**Entries shown**
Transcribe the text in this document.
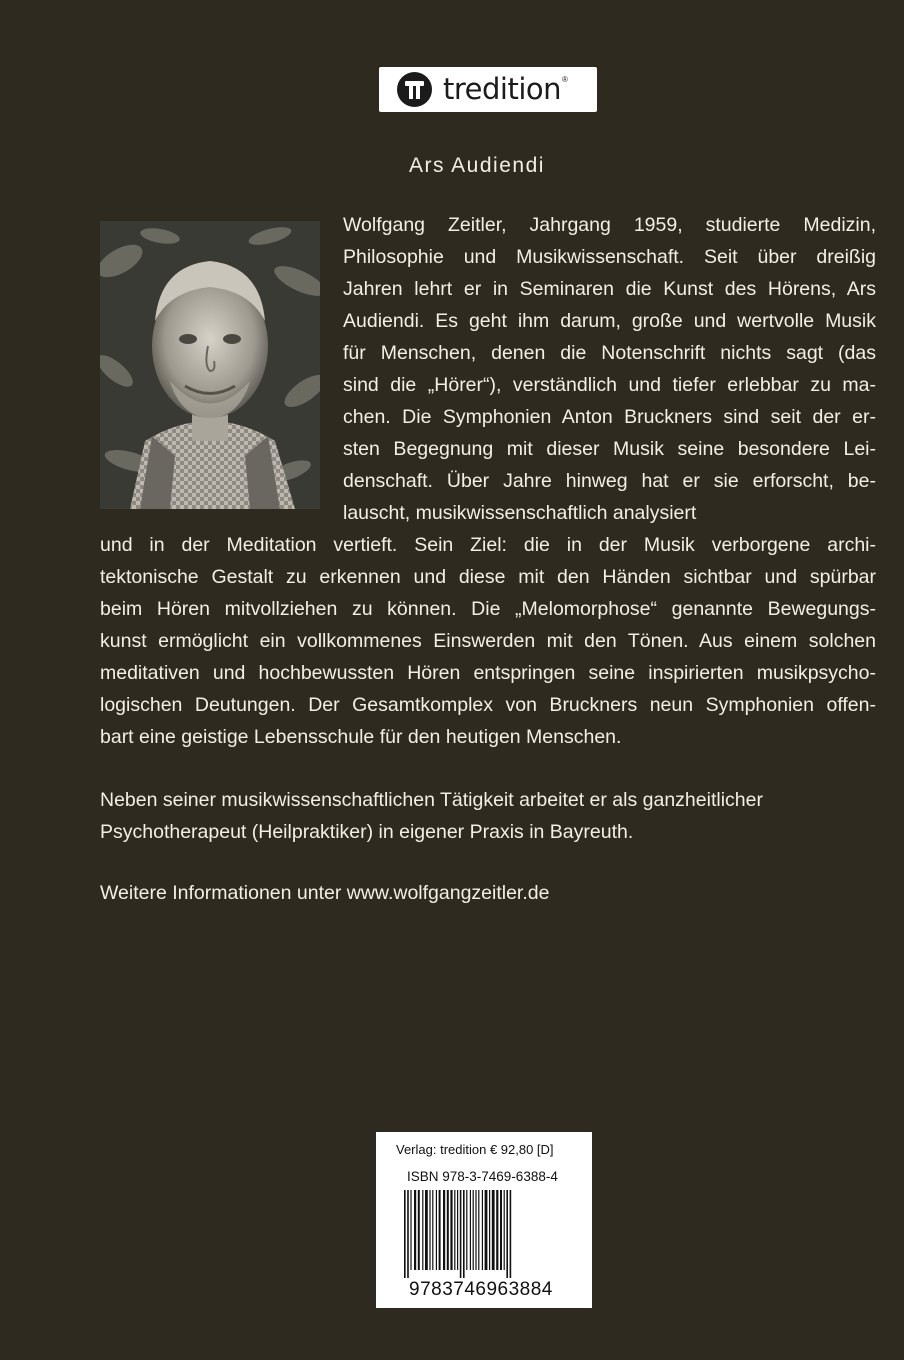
tredition ®
Ars Audiendi
Wolfgang Zeitler, Jahrgang 1959, studierte Medizin,
Philosophie und Musikwissenschaft. Seit über dreißig
Jahren lehrt er in Seminaren die Kunst des Hörens, Ars
Audiendi. Es geht ihm darum, große und wertvolle Musik
für Menschen, denen die Notenschrift nichts sagt (das
sind die „Hörer“), verständlich und tiefer erlebbar zu ma-
chen. Die Symphonien Anton Bruckners sind seit der er-
sten Begegnung mit dieser Musik seine besondere Lei-
denschaft. Über Jahre hinweg hat er sie erforscht, be-
lauscht, musikwissenschaftlich analysiert
und in der Meditation vertieft. Sein Ziel: die in der Musik verborgene archi-
tektonische Gestalt zu erkennen und diese mit den Händen sichtbar und spürbar
beim Hören mitvollziehen zu können. Die „Melomorphose“ genannte Bewegungs-
kunst ermöglicht ein vollkommenes Einswerden mit den Tönen. Aus einem solchen
meditativen und hochbewussten Hören entspringen seine inspirierten musikpsycho-
logischen Deutungen. Der Gesamtkomplex von Bruckners neun Symphonien offen-
bart eine geistige Lebensschule für den heutigen Menschen.
Neben seiner musikwissenschaftlichen Tätigkeit arbeitet er als ganzheitlicher
Psychotherapeut (Heilpraktiker) in eigener Praxis in Bayreuth.
Weitere Informationen unter www.wolfgangzeitler.de
Verlag: tredition € 92,80 [D]
ISBN 978-3-7469-6388-4
9783746963884
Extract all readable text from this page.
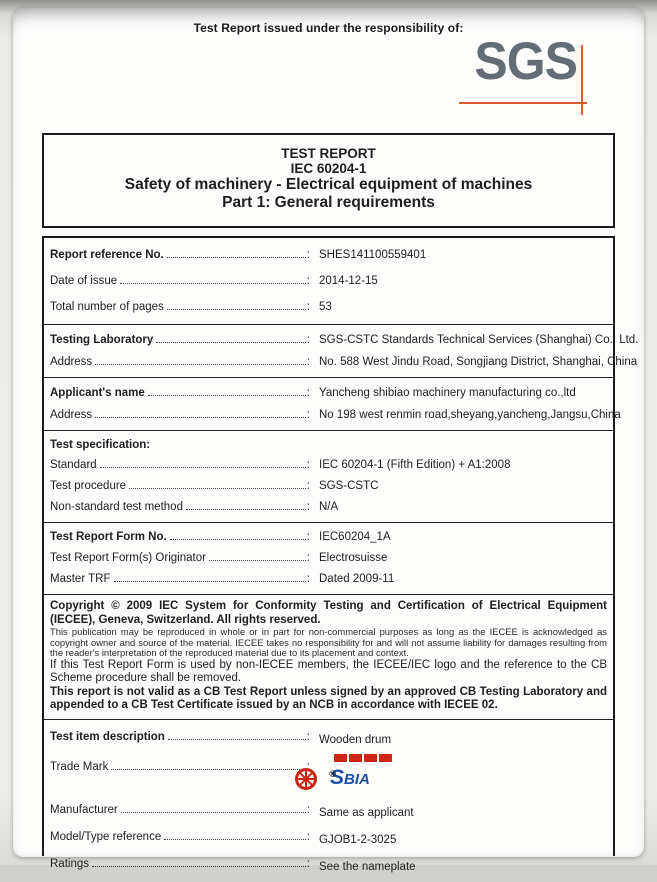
Test Report issued under the responsibility of:
SGS
TEST REPORT
IEC 60204-1
Safety of machinery - Electrical equipment of machines
Part 1: General requirements
Report reference No.	: SHES141100559401
Date of issue	: 2014-12-15
Total number of pages	: 53
Testing Laboratory	: SGS-CSTC Standards Technical Services (Shanghai) Co., Ltd.
Address	: No. 588 West Jindu Road, Songjiang District, Shanghai, China
Applicant's name	: Yancheng shibiao machinery manufacturing co.,ltd
Address	: No 198 west renmin road,sheyang,yancheng,Jangsu,China
Test specification:
Standard	: IEC 60204-1 (Fifth Edition) + A1:2008
Test procedure	: SGS-CSTC
Non-standard test method	: N/A
Test Report Form No.	: IEC60204_1A
Test Report Form(s) Originator	: Electrosuisse
Master TRF	: Dated 2009-11
Copyright © 2009 IEC System for Conformity Testing and Certification of Electrical Equipment (IECEE), Geneva, Switzerland. All rights reserved.
This publication may be reproduced in whole or in part for non-commercial purposes as long as the IECEE is acknowledged as copyright owner and source of the material. IECEE takes no responsibility for and will not assume liability for damages resulting from the reader's interpretation of the reproduced material due to its placement and context.
If this Test Report Form is used by non-IECEE members, the IECEE/IEC logo and the reference to the CB Scheme procedure shall be removed.
This report is not valid as a CB Test Report unless signed by an approved CB Testing Laboratory and appended to a CB Test Certificate issued by an NCB in accordance with IECEE 02.
Test item description	: Wooden drum
Trade Mark	:
®
Manufacturer	: Same as applicant
Model/Type reference	: GJOB1-2-3025
Ratings	: See the nameplate
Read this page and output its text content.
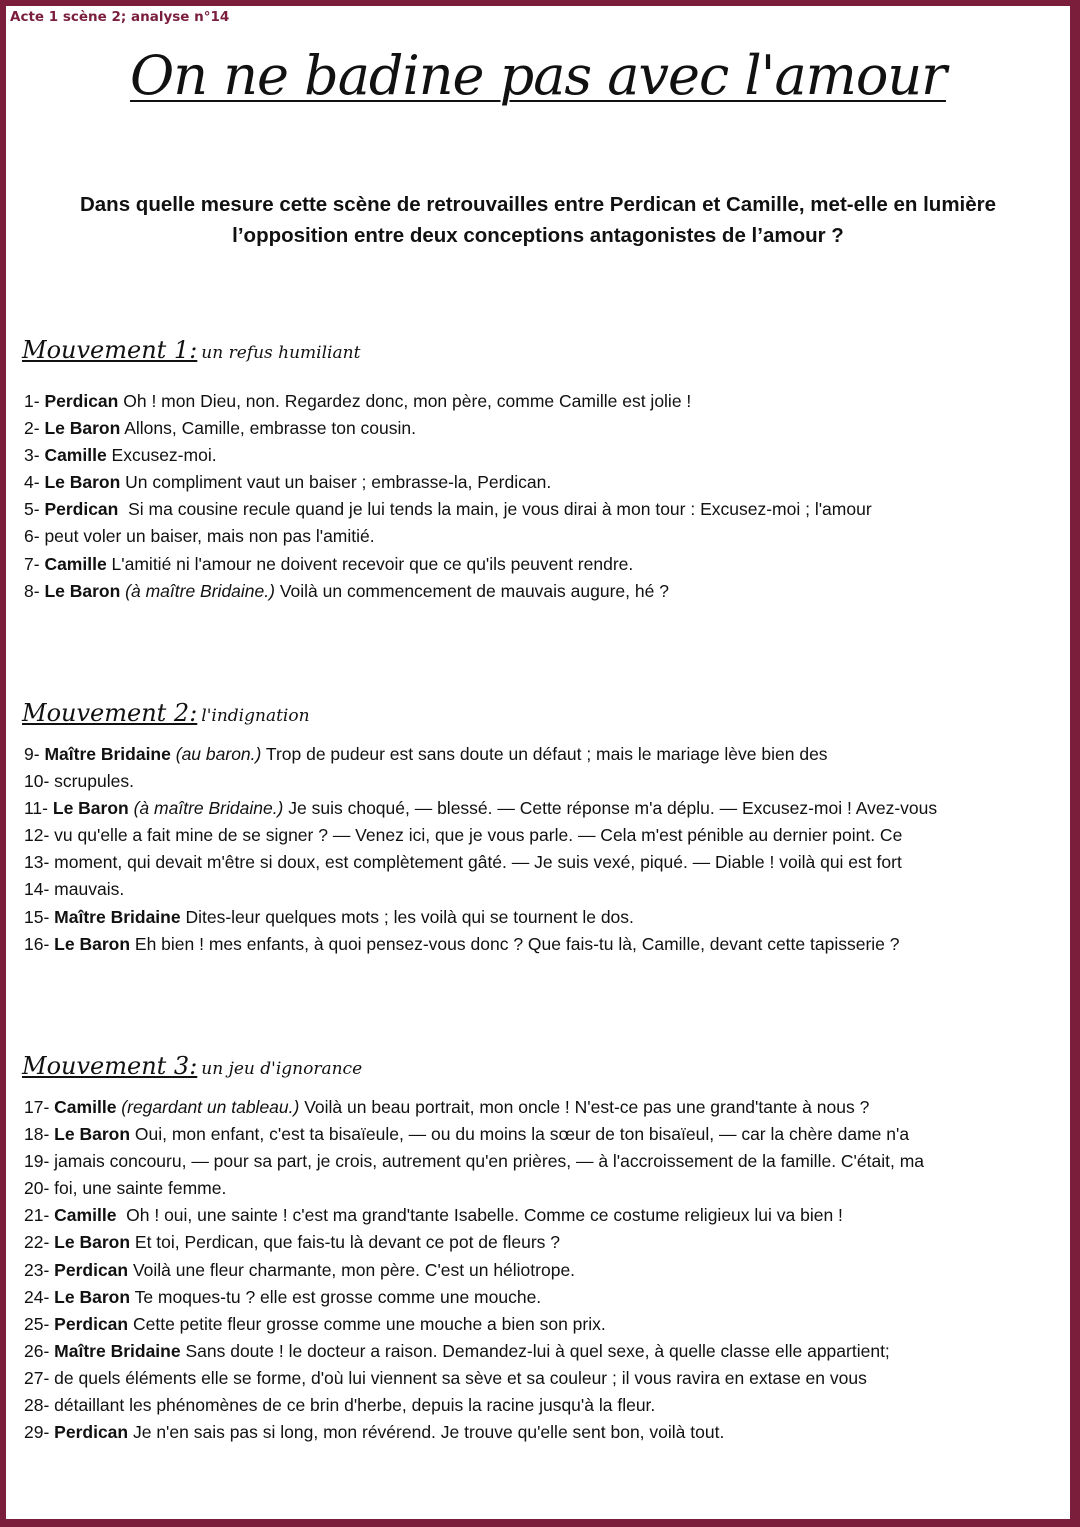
Acte 1 scène 2; analyse n°14
On ne badine pas avec l'amour
Dans quelle mesure cette scène de retrouvailles entre Perdican et Camille, met-elle en lumière l’opposition entre deux conceptions antagonistes de l’amour ?
Mouvement 1: un refus humiliant
1- Perdican Oh ! mon Dieu, non. Regardez donc, mon père, comme Camille est jolie !
2- Le Baron Allons, Camille, embrasse ton cousin.
3- Camille Excusez-moi.
4- Le Baron Un compliment vaut un baiser ; embrasse-la, Perdican.
5- Perdican  Si ma cousine recule quand je lui tends la main, je vous dirai à mon tour : Excusez-moi ; l'amour
6- peut voler un baiser, mais non pas l'amitié.
7- Camille L'amitié ni l'amour ne doivent recevoir que ce qu'ils peuvent rendre.
8- Le Baron (à maître Bridaine.) Voilà un commencement de mauvais augure, hé ?
Mouvement 2: l'indignation
9- Maître Bridaine (au baron.) Trop de pudeur est sans doute un défaut ; mais le mariage lève bien des
10- scrupules.
11- Le Baron (à maître Bridaine.) Je suis choqué, — blessé. — Cette réponse m'a déplu. — Excusez-moi ! Avez-vous
12- vu qu'elle a fait mine de se signer ? — Venez ici, que je vous parle. — Cela m'est pénible au dernier point. Ce
13- moment, qui devait m'être si doux, est complètement gâté. — Je suis vexé, piqué. — Diable ! voilà qui est fort
14- mauvais.
15- Maître Bridaine Dites-leur quelques mots ; les voilà qui se tournent le dos.
16- Le Baron Eh bien ! mes enfants, à quoi pensez-vous donc ? Que fais-tu là, Camille, devant cette tapisserie ?
Mouvement 3: un jeu d'ignorance
17- Camille (regardant un tableau.) Voilà un beau portrait, mon oncle ! N'est-ce pas une grand'tante à nous ?
18- Le Baron Oui, mon enfant, c'est ta bisaïeule, — ou du moins la sœur de ton bisaïeul, — car la chère dame n'a
19- jamais concouru, — pour sa part, je crois, autrement qu'en prières, — à l'accroissement de la famille. C'était, ma
20- foi, une sainte femme.
21- Camille  Oh ! oui, une sainte ! c'est ma grand'tante Isabelle. Comme ce costume religieux lui va bien !
22- Le Baron Et toi, Perdican, que fais-tu là devant ce pot de fleurs ?
23- Perdican Voilà une fleur charmante, mon père. C'est un héliotrope.
24- Le Baron Te moques-tu ? elle est grosse comme une mouche.
25- Perdican Cette petite fleur grosse comme une mouche a bien son prix.
26- Maître Bridaine Sans doute ! le docteur a raison. Demandez-lui à quel sexe, à quelle classe elle appartient;
27- de quels éléments elle se forme, d'où lui viennent sa sève et sa couleur ; il vous ravira en extase en vous
28- détaillant les phénomènes de ce brin d'herbe, depuis la racine jusqu'à la fleur.
29- Perdican Je n'en sais pas si long, mon révérend. Je trouve qu'elle sent bon, voilà tout.
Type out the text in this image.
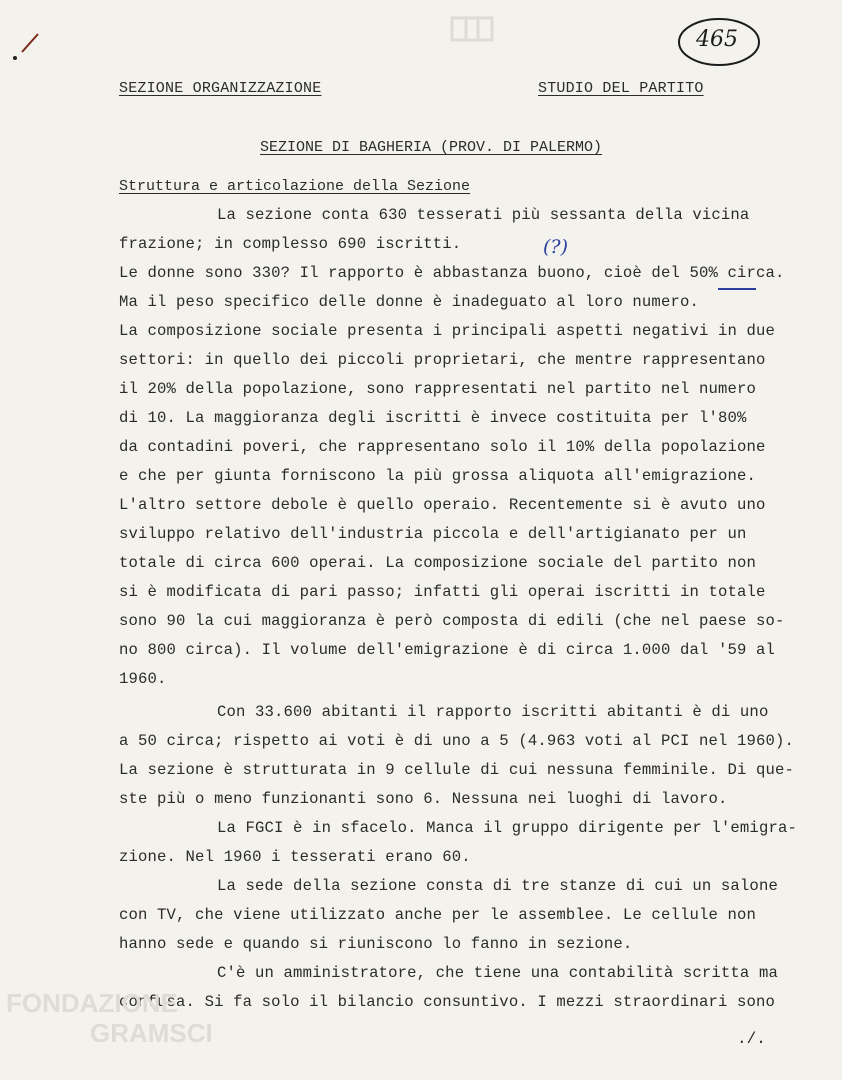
465
SEZIONE ORGANIZZAZIONE	STUDIO DEL PARTITO
SEZIONE DI BAGHERIA (PROV. DI PALERMO)
Struttura e articolazione della Sezione
(?)
La sezione conta 630 tesserati più sessanta della vicina
frazione; in complesso 690 iscritti.
Le donne sono 330? Il rapporto è abbastanza buono, cioè del 50% circa.
Ma il peso specifico delle donne è inadeguato al loro numero.
La composizione sociale presenta i principali aspetti negativi in due
settori: in quello dei piccoli proprietari, che mentre rappresentano
il 20% della popolazione, sono rappresentati nel partito nel numero
di 10. La maggioranza degli iscritti è invece costituita per l'80%
da contadini poveri, che rappresentano solo il 10% della popolazione
e che per giunta forniscono la più grossa aliquota all'emigrazione.
L'altro settore debole è quello operaio. Recentemente si è avuto uno
sviluppo relativo dell'industria piccola e dell'artigianato per un
totale di circa 600 operai. La composizione sociale del partito non
si è modificata di pari passo; infatti gli operai iscritti in totale
sono 90 la cui maggioranza è però composta di edili (che nel paese so-
no 800 circa). Il volume dell'emigrazione è di circa 1.000 dal '59 al
1960.
Con 33.600 abitanti il rapporto iscritti abitanti è di uno
a 50 circa; rispetto ai voti è di uno a 5 (4.963 voti al PCI nel 1960).
La sezione è strutturata in 9 cellule di cui nessuna femminile. Di que-
ste più o meno funzionanti sono 6. Nessuna nei luoghi di lavoro.
La FGCI è in sfacelo. Manca il gruppo dirigente per l'emigra-
zione. Nel 1960 i tesserati erano 60.
La sede della sezione consta di tre stanze di cui un salone
con TV, che viene utilizzato anche per le assemblee. Le cellule non
hanno sede e quando si riuniscono lo fanno in sezione.
C'è un amministratore, che tiene una contabilità scritta ma
confusa. Si fa solo il bilancio consuntivo. I mezzi straordinari sono
./.
FONDAZIONE
GRAMSCI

**Exercise brief**
Copy out every line where the word "tante" occurs.

**Result of the exercise**
17- Camille (regardant un tableau.) Voilà un beau portrait, mon oncle ! N'est-ce pas une grand'tante à nous ?
21- Camille  Oh ! oui, une sainte ! c'est ma grand'tante Isabelle. Comme ce costume religieux lui va bien !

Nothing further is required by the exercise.